Figure collection entries:
══════════════════════════════
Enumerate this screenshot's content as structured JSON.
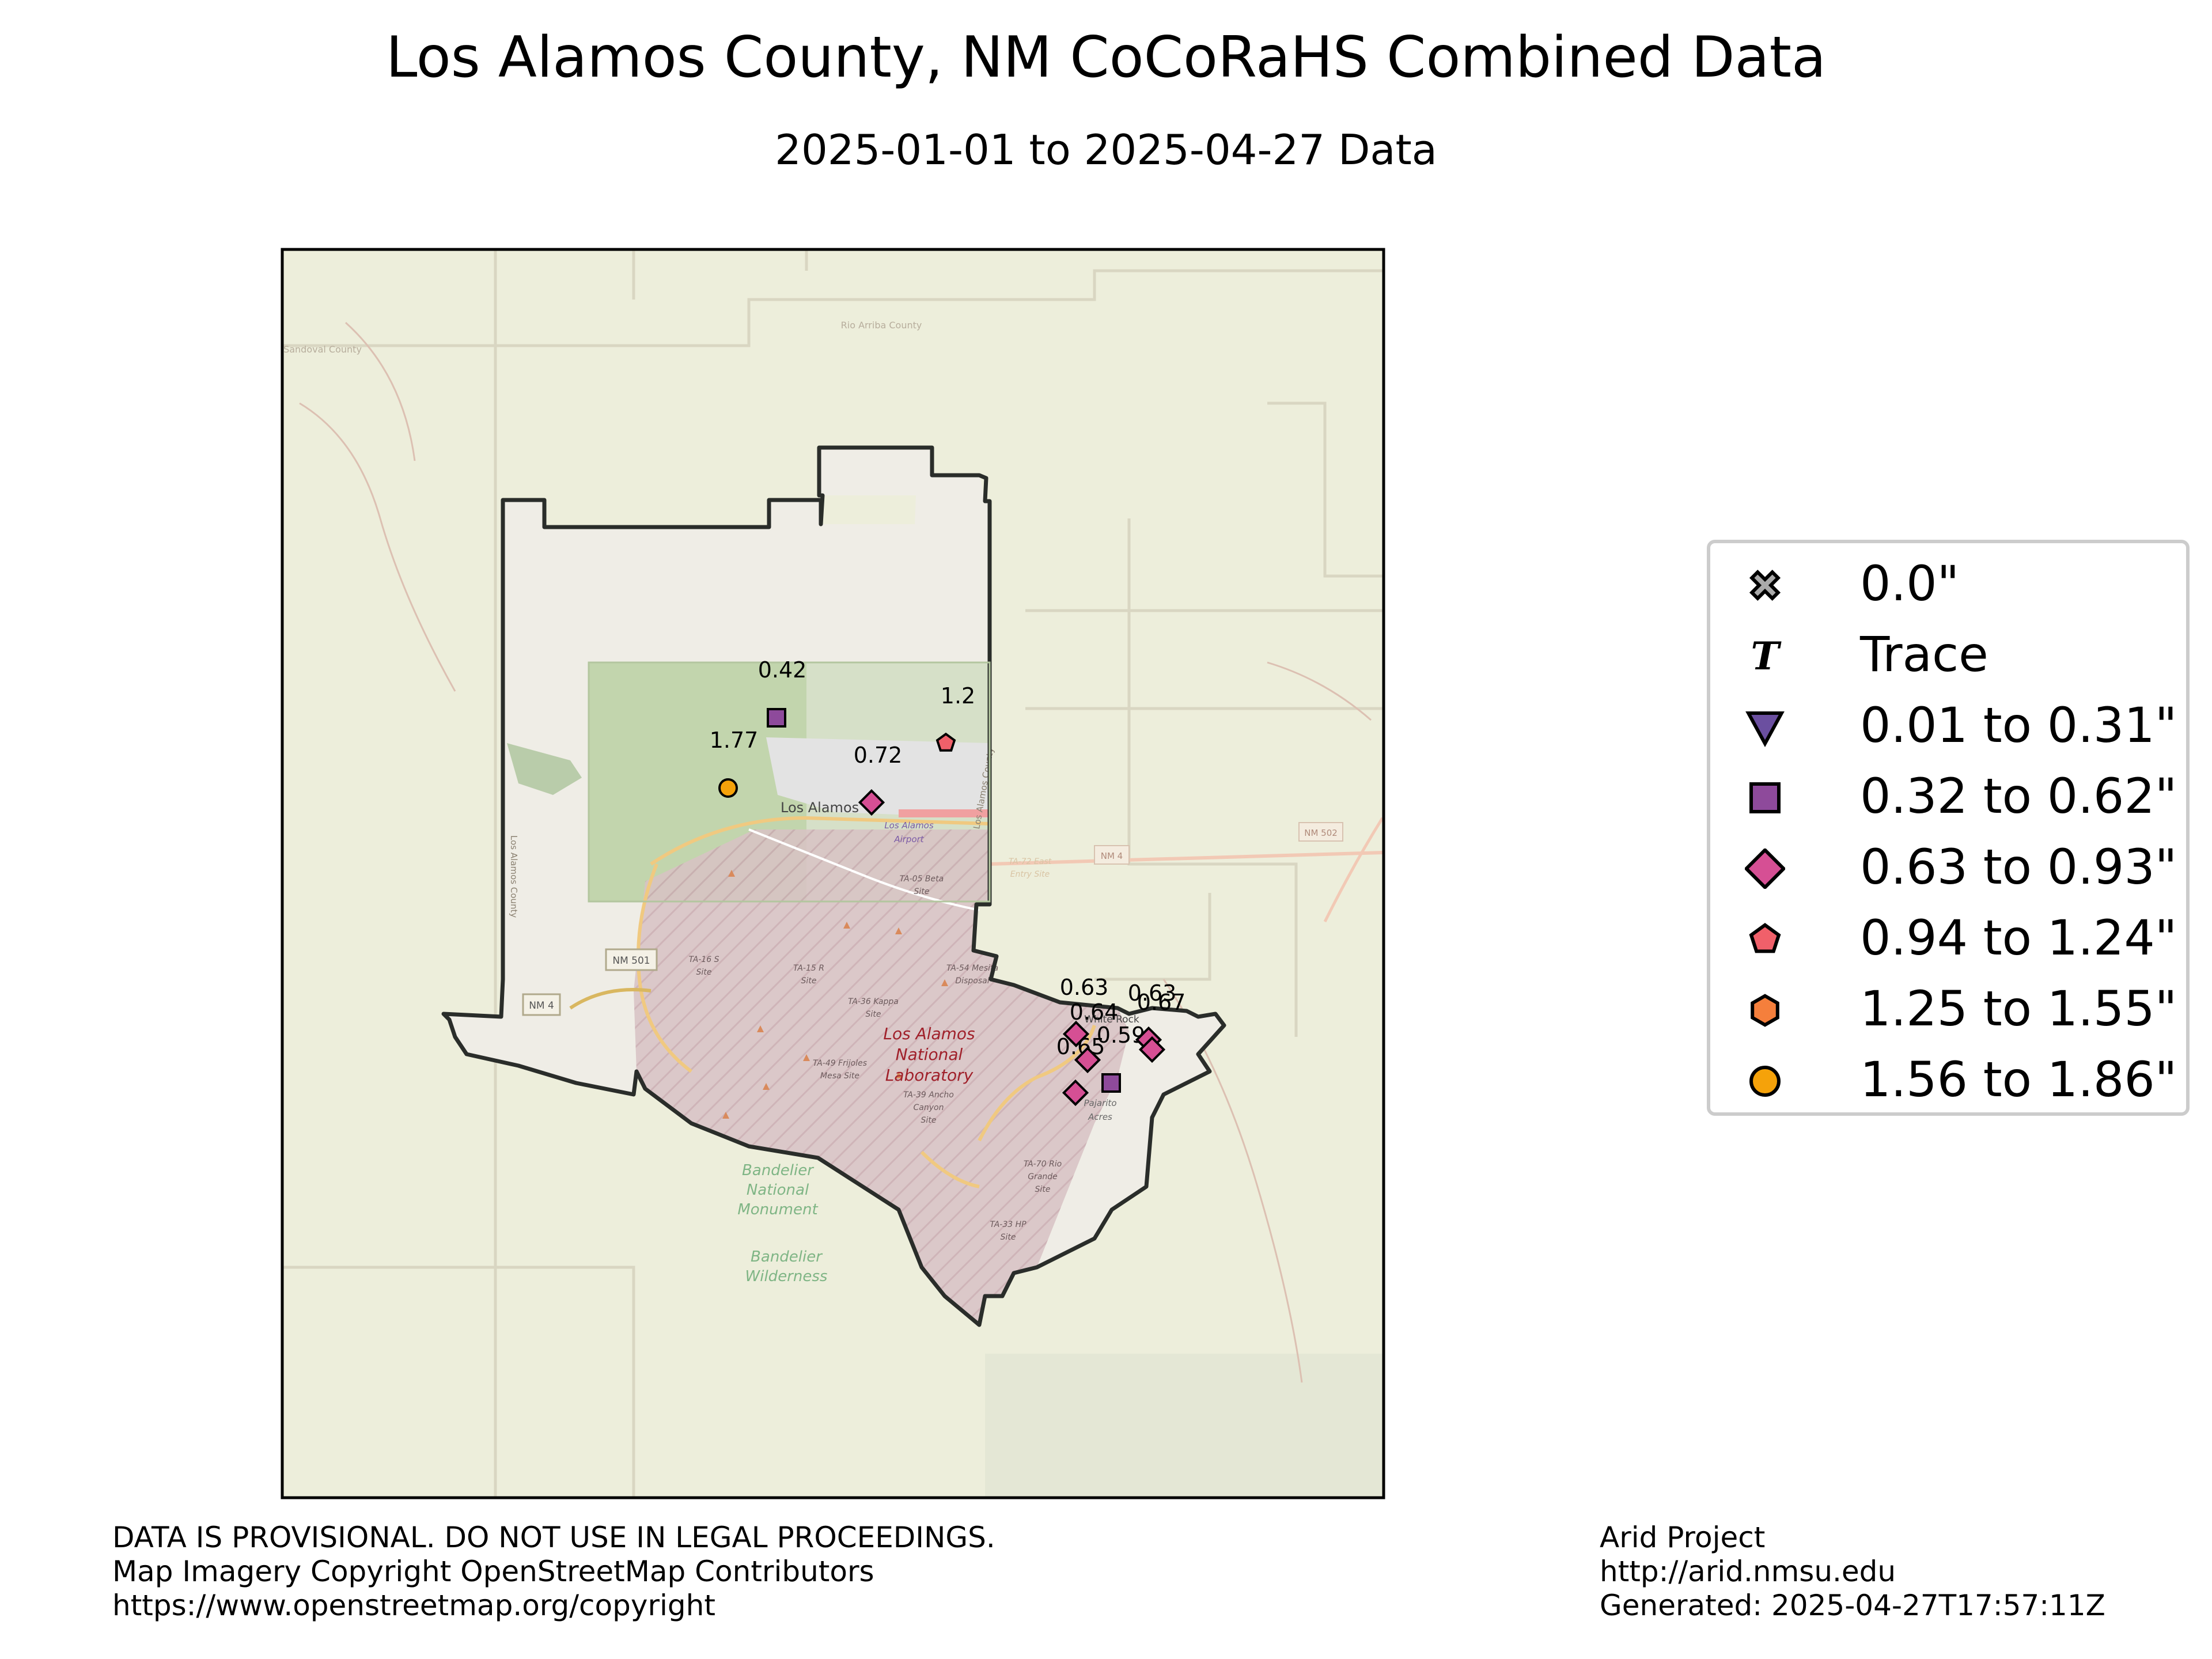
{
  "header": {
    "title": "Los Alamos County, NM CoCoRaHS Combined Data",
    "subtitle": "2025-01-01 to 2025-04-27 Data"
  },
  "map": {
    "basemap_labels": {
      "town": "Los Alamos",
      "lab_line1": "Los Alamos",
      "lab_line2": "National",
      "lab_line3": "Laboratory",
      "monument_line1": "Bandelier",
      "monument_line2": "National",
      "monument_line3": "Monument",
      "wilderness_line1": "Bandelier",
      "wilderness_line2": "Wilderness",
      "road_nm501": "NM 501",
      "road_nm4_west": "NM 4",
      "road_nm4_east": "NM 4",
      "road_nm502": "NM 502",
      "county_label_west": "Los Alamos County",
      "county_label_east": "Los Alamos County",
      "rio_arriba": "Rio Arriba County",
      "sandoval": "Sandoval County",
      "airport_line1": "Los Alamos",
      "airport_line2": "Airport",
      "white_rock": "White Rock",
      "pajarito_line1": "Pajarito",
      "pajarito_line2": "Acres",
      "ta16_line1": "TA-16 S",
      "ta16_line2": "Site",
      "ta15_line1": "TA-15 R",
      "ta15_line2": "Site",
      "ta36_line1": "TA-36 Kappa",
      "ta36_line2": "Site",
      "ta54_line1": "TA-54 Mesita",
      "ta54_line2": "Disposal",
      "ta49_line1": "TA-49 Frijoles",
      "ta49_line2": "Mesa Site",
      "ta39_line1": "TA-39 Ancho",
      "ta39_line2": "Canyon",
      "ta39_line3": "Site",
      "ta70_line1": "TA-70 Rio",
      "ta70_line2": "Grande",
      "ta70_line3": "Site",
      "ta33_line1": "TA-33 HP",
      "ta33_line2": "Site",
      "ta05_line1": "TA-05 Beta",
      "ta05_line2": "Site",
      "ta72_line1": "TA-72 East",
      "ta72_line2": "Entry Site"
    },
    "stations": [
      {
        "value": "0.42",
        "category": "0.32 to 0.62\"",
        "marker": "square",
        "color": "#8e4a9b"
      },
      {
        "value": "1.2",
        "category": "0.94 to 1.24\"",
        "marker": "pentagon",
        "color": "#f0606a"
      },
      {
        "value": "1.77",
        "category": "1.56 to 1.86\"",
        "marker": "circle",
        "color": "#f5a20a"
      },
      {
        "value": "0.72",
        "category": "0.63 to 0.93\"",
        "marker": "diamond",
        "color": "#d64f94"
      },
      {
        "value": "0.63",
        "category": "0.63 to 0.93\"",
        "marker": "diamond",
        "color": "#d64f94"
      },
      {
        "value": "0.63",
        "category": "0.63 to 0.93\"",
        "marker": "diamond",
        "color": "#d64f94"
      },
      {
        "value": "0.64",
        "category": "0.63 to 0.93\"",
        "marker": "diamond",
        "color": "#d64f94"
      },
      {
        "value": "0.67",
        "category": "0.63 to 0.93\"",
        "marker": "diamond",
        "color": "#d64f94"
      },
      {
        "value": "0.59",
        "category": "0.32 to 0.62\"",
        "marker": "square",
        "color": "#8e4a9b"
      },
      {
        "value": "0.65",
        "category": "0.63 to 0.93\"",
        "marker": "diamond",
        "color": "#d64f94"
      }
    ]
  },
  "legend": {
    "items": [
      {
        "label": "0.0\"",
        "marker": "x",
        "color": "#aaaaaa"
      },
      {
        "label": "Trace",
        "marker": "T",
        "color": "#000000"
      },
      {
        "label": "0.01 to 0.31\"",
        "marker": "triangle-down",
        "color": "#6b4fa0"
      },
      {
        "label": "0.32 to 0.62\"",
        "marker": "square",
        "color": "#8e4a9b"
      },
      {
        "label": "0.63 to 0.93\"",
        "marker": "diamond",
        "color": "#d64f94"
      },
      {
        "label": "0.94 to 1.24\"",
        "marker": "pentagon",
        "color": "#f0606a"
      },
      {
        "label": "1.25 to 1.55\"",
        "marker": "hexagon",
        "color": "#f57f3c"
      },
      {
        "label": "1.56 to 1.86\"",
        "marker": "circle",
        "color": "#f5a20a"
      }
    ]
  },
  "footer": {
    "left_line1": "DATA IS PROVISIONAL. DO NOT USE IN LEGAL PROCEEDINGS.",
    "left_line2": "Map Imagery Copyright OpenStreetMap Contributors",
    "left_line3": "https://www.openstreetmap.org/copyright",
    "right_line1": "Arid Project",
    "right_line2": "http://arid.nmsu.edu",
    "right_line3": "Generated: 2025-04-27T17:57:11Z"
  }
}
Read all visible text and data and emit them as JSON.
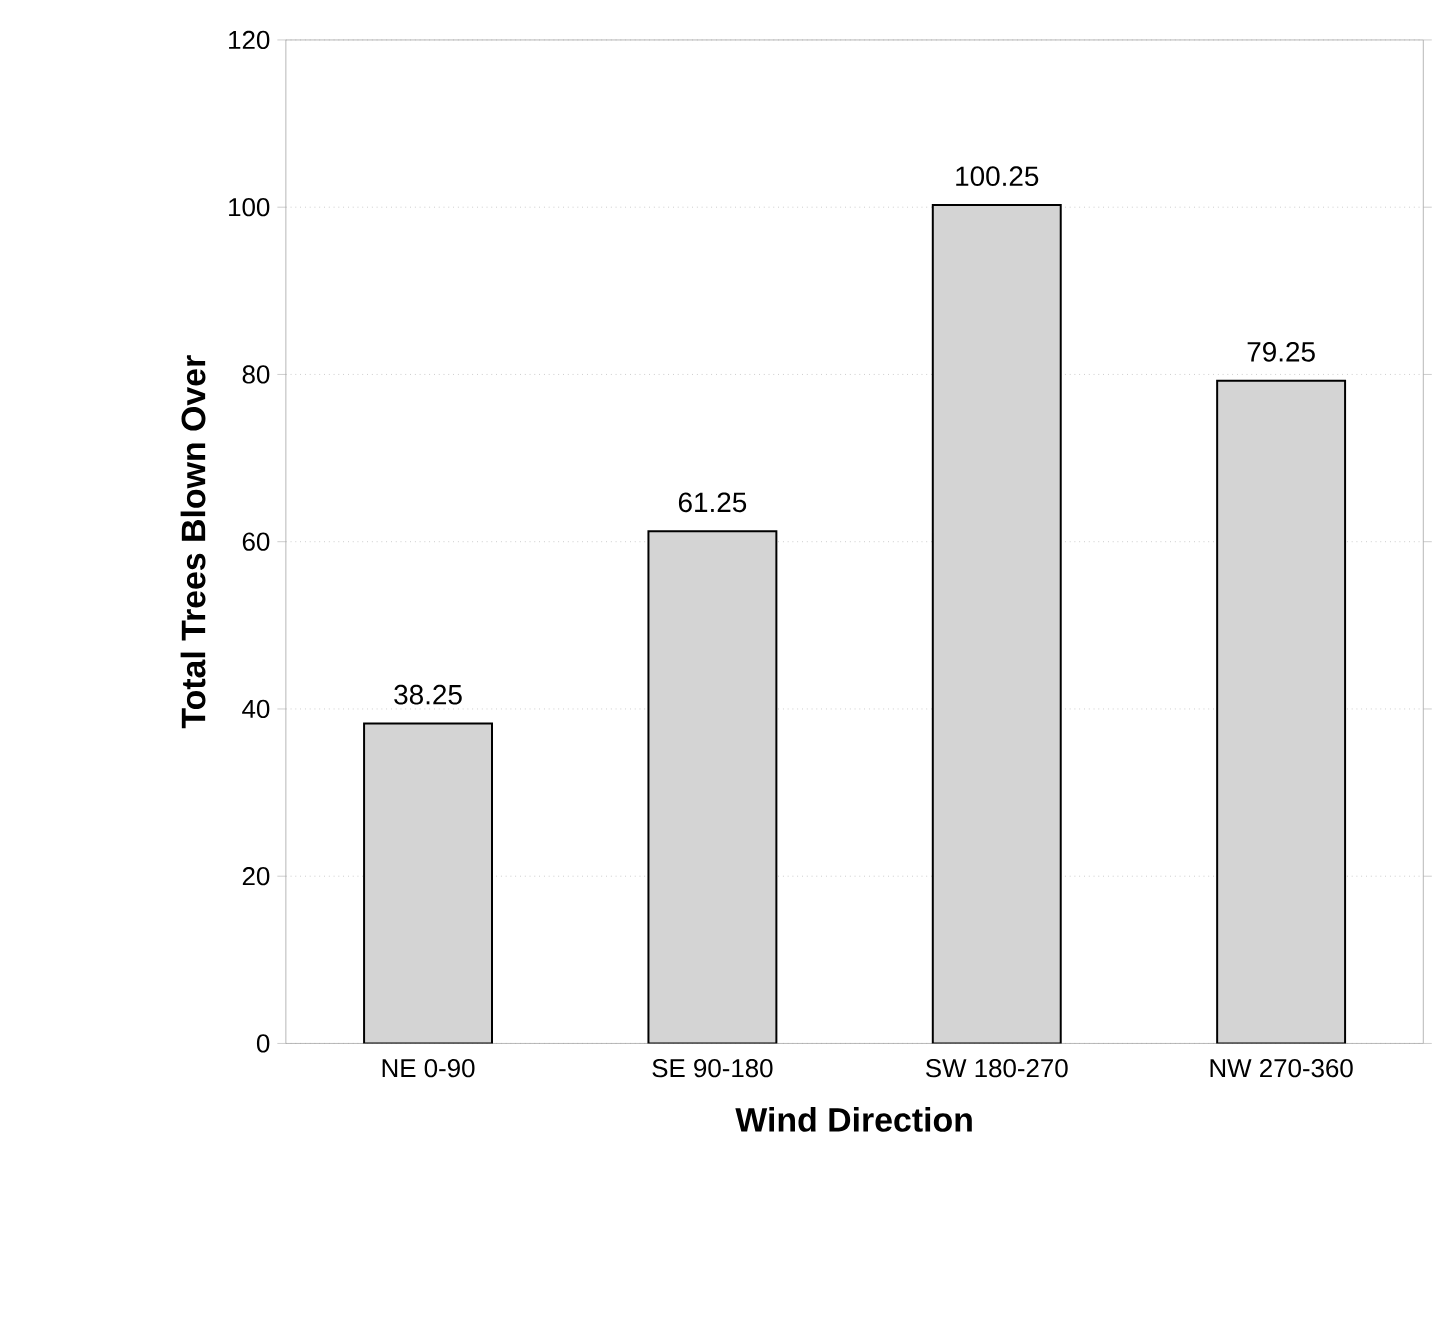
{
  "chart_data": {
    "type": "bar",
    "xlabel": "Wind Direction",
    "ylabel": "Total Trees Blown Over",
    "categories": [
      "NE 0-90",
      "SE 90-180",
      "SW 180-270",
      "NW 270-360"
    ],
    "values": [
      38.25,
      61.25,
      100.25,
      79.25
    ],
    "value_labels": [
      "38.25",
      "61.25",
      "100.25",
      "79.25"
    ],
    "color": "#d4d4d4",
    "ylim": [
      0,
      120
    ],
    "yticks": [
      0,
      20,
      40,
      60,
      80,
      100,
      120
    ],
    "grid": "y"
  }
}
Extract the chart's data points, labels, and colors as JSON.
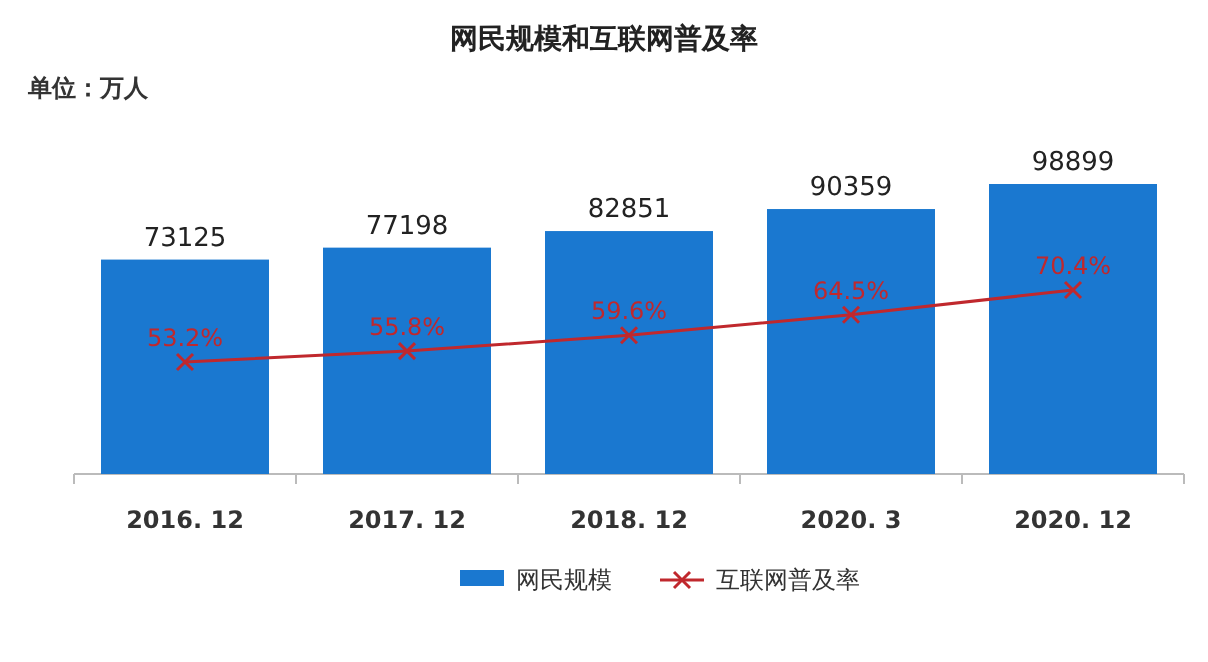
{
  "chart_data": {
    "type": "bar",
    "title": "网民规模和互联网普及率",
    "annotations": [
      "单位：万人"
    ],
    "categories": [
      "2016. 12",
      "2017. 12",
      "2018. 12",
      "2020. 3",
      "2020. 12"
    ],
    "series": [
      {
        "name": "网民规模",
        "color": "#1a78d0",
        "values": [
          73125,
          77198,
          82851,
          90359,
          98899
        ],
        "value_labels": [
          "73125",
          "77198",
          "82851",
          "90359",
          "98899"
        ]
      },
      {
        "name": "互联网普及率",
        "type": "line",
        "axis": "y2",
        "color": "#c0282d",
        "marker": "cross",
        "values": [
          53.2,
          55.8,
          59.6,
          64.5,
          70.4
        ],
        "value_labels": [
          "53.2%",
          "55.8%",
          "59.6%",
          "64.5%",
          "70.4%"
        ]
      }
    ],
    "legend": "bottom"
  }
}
══════════════════════════════
• **TASK TO CARRY OUT**
Keep the pictures out of the copy and return the rest of the data above exactly.

• **COMPLETE RESPONSE**
Enumerate this screenshot's content as structured JSON.
{
  "header": {
    "title": "Los Alamos County, NM CoCoRaHS Combined Data",
    "subtitle": "2025-01-01 to 2025-04-27 Data"
  },
  "map": {
    "basemap_labels": {
      "town": "Los Alamos",
      "lab_line1": "Los Alamos",
      "lab_line2": "National",
      "lab_line3": "Laboratory",
      "monument_line1": "Bandelier",
      "monument_line2": "National",
      "monument_line3": "Monument",
      "wilderness_line1": "Bandelier",
      "wilderness_line2": "Wilderness",
      "road_nm501": "NM 501",
      "road_nm4_west": "NM 4",
      "road_nm4_east": "NM 4",
      "road_nm502": "NM 502",
      "county_label_west": "Los Alamos County",
      "county_label_east": "Los Alamos County",
      "rio_arriba": "Rio Arriba County",
      "sandoval": "Sandoval County",
      "airport_line1": "Los Alamos",
      "airport_line2": "Airport",
      "white_rock": "White Rock",
      "pajarito_line1": "Pajarito",
      "pajarito_line2": "Acres",
      "ta16_line1": "TA-16 S",
      "ta16_line2": "Site",
      "ta15_line1": "TA-15 R",
      "ta15_line2": "Site",
      "ta36_line1": "TA-36 Kappa",
      "ta36_line2": "Site",
      "ta54_line1": "TA-54 Mesita",
      "ta54_line2": "Disposal",
      "ta49_line1": "TA-49 Frijoles",
      "ta49_line2": "Mesa Site",
      "ta39_line1": "TA-39 Ancho",
      "ta39_line2": "Canyon",
      "ta39_line3": "Site",
      "ta70_line1": "TA-70 Rio",
      "ta70_line2": "Grande",
      "ta70_line3": "Site",
      "ta33_line1": "TA-33 HP",
      "ta33_line2": "Site",
      "ta05_line1": "TA-05 Beta",
      "ta05_line2": "Site",
      "ta72_line1": "TA-72 East",
      "ta72_line2": "Entry Site"
    },
    "stations": [
      {
        "value": "0.42",
        "category": "0.32 to 0.62\"",
        "marker": "square",
        "color": "#8e4a9b"
      },
      {
        "value": "1.2",
        "category": "0.94 to 1.24\"",
        "marker": "pentagon",
        "color": "#f0606a"
      },
      {
        "value": "1.77",
        "category": "1.56 to 1.86\"",
        "marker": "circle",
        "color": "#f5a20a"
      },
      {
        "value": "0.72",
        "category": "0.63 to 0.93\"",
        "marker": "diamond",
        "color": "#d64f94"
      },
      {
        "value": "0.63",
        "category": "0.63 to 0.93\"",
        "marker": "diamond",
        "color": "#d64f94"
      },
      {
        "value": "0.63",
        "category": "0.63 to 0.93\"",
        "marker": "diamond",
        "color": "#d64f94"
      },
      {
        "value": "0.64",
        "category": "0.63 to 0.93\"",
        "marker": "diamond",
        "color": "#d64f94"
      },
      {
        "value": "0.67",
        "category": "0.63 to 0.93\"",
        "marker": "diamond",
        "color": "#d64f94"
      },
      {
        "value": "0.59",
        "category": "0.32 to 0.62\"",
        "marker": "square",
        "color": "#8e4a9b"
      },
      {
        "value": "0.65",
        "category": "0.63 to 0.93\"",
        "marker": "diamond",
        "color": "#d64f94"
      }
    ]
  },
  "legend": {
    "items": [
      {
        "label": "0.0\"",
        "marker": "x",
        "color": "#aaaaaa"
      },
      {
        "label": "Trace",
        "marker": "T",
        "color": "#000000"
      },
      {
        "label": "0.01 to 0.31\"",
        "marker": "triangle-down",
        "color": "#6b4fa0"
      },
      {
        "label": "0.32 to 0.62\"",
        "marker": "square",
        "color": "#8e4a9b"
      },
      {
        "label": "0.63 to 0.93\"",
        "marker": "diamond",
        "color": "#d64f94"
      },
      {
        "label": "0.94 to 1.24\"",
        "marker": "pentagon",
        "color": "#f0606a"
      },
      {
        "label": "1.25 to 1.55\"",
        "marker": "hexagon",
        "color": "#f57f3c"
      },
      {
        "label": "1.56 to 1.86\"",
        "marker": "circle",
        "color": "#f5a20a"
      }
    ]
  },
  "footer": {
    "left_line1": "DATA IS PROVISIONAL. DO NOT USE IN LEGAL PROCEEDINGS.",
    "left_line2": "Map Imagery Copyright OpenStreetMap Contributors",
    "left_line3": "https://www.openstreetmap.org/copyright",
    "right_line1": "Arid Project",
    "right_line2": "http://arid.nmsu.edu",
    "right_line3": "Generated: 2025-04-27T17:57:11Z"
  }
}
Read all visible text and data and emit them as JSON.
{
  "chart_data": {
    "type": "bar",
    "xlabel": "Wind Direction",
    "ylabel": "Total Trees Blown Over",
    "categories": [
      "NE 0-90",
      "SE 90-180",
      "SW 180-270",
      "NW 270-360"
    ],
    "values": [
      38.25,
      61.25,
      100.25,
      79.25
    ],
    "value_labels": [
      "38.25",
      "61.25",
      "100.25",
      "79.25"
    ],
    "color": "#d4d4d4",
    "ylim": [
      0,
      120
    ],
    "yticks": [
      0,
      20,
      40,
      60,
      80,
      100,
      120
    ],
    "grid": "y"
  }
}
Extract the chart's data points, labels, and colors as JSON.
{
  "chart_data": {
    "type": "bar",
    "title": "网民规模和互联网普及率",
    "annotations": [
      "单位：万人"
    ],
    "categories": [
      "2016. 12",
      "2017. 12",
      "2018. 12",
      "2020. 3",
      "2020. 12"
    ],
    "series": [
      {
        "name": "网民规模",
        "color": "#1a78d0",
        "values": [
          73125,
          77198,
          82851,
          90359,
          98899
        ],
        "value_labels": [
          "73125",
          "77198",
          "82851",
          "90359",
          "98899"
        ]
      },
      {
        "name": "互联网普及率",
        "type": "line",
        "axis": "y2",
        "color": "#c0282d",
        "marker": "cross",
        "values": [
          53.2,
          55.8,
          59.6,
          64.5,
          70.4
        ],
        "value_labels": [
          "53.2%",
          "55.8%",
          "59.6%",
          "64.5%",
          "70.4%"
        ]
      }
    ],
    "legend": "bottom"
  }
}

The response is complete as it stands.